== Raw records ==
++++++++++
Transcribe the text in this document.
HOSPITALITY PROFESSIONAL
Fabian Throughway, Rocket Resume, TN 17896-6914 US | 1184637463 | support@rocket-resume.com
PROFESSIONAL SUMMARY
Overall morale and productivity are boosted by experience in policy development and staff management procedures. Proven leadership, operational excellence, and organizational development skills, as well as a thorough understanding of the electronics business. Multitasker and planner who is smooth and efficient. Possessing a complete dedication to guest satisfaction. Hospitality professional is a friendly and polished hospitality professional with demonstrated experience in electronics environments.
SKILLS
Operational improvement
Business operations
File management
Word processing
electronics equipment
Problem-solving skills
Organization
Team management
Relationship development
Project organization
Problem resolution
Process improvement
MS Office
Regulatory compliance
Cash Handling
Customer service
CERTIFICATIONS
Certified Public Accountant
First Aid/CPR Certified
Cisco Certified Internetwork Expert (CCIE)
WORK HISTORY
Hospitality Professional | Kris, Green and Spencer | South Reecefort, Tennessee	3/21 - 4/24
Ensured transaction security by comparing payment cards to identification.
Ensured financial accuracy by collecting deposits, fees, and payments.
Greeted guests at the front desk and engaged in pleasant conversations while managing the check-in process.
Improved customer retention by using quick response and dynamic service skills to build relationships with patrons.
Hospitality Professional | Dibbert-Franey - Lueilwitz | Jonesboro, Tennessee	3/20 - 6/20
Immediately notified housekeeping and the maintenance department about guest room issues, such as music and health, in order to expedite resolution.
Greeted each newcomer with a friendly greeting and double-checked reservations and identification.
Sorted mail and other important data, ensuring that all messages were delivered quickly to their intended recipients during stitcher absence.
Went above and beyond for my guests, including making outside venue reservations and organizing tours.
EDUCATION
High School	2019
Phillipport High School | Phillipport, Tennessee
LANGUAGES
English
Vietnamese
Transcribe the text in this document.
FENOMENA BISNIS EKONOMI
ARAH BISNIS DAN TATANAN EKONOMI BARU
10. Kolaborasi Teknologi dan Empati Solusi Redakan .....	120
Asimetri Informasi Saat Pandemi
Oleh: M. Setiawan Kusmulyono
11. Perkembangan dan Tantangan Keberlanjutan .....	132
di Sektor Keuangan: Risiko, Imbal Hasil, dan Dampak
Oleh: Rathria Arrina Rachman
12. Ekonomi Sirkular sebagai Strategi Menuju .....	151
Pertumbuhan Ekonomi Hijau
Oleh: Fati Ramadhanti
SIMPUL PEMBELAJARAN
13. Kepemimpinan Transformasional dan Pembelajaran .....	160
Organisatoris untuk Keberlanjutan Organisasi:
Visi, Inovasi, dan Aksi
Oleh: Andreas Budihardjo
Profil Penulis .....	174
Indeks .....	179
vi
++++++++++
== What is being asked ==
Please set down the whole listing above without altering a single line.

== The response ==
Transcribe the text in this document.
HOSPITALITY PROFESSIONAL
Fabian Throughway, Rocket Resume, TN 17896-6914 US | 1184637463 | support@rocket-resume.com
PROFESSIONAL SUMMARY
Overall morale and productivity are boosted by experience in policy development and staff management procedures. Proven leadership, operational excellence, and organizational development skills, as well as a thorough understanding of the electronics business. Multitasker and planner who is smooth and efficient. Possessing a complete dedication to guest satisfaction. Hospitality professional is a friendly and polished hospitality professional with demonstrated experience in electronics environments.
SKILLS
Operational improvement
Business operations
File management
Word processing
electronics equipment
Problem-solving skills
Organization
Team management
Relationship development
Project organization
Problem resolution
Process improvement
MS Office
Regulatory compliance
Cash Handling
Customer service
CERTIFICATIONS
Certified Public Accountant
First Aid/CPR Certified
Cisco Certified Internetwork Expert (CCIE)
WORK HISTORY
Hospitality Professional | Kris, Green and Spencer | South Reecefort, Tennessee	3/21 - 4/24
Ensured transaction security by comparing payment cards to identification.
Ensured financial accuracy by collecting deposits, fees, and payments.
Greeted guests at the front desk and engaged in pleasant conversations while managing the check-in process.
Improved customer retention by using quick response and dynamic service skills to build relationships with patrons.
Hospitality Professional | Dibbert-Franey - Lueilwitz | Jonesboro, Tennessee	3/20 - 6/20
Immediately notified housekeeping and the maintenance department about guest room issues, such as music and health, in order to expedite resolution.
Greeted each newcomer with a friendly greeting and double-checked reservations and identification.
Sorted mail and other important data, ensuring that all messages were delivered quickly to their intended recipients during stitcher absence.
Went above and beyond for my guests, including making outside venue reservations and organizing tours.
EDUCATION
High School	2019
Phillipport High School | Phillipport, Tennessee
LANGUAGES
English
Vietnamese
Transcribe the text in this document.
FENOMENA BISNIS EKONOMI
ARAH BISNIS DAN TATANAN EKONOMI BARU
10. Kolaborasi Teknologi dan Empati Solusi Redakan .....	120
Asimetri Informasi Saat Pandemi
Oleh: M. Setiawan Kusmulyono
11. Perkembangan dan Tantangan Keberlanjutan .....	132
di Sektor Keuangan: Risiko, Imbal Hasil, dan Dampak
Oleh: Rathria Arrina Rachman
12. Ekonomi Sirkular sebagai Strategi Menuju .....	151
Pertumbuhan Ekonomi Hijau
Oleh: Fati Ramadhanti
SIMPUL PEMBELAJARAN
13. Kepemimpinan Transformasional dan Pembelajaran .....	160
Organisatoris untuk Keberlanjutan Organisasi:
Visi, Inovasi, dan Aksi
Oleh: Andreas Budihardjo
Profil Penulis .....	174
Indeks .....	179
vi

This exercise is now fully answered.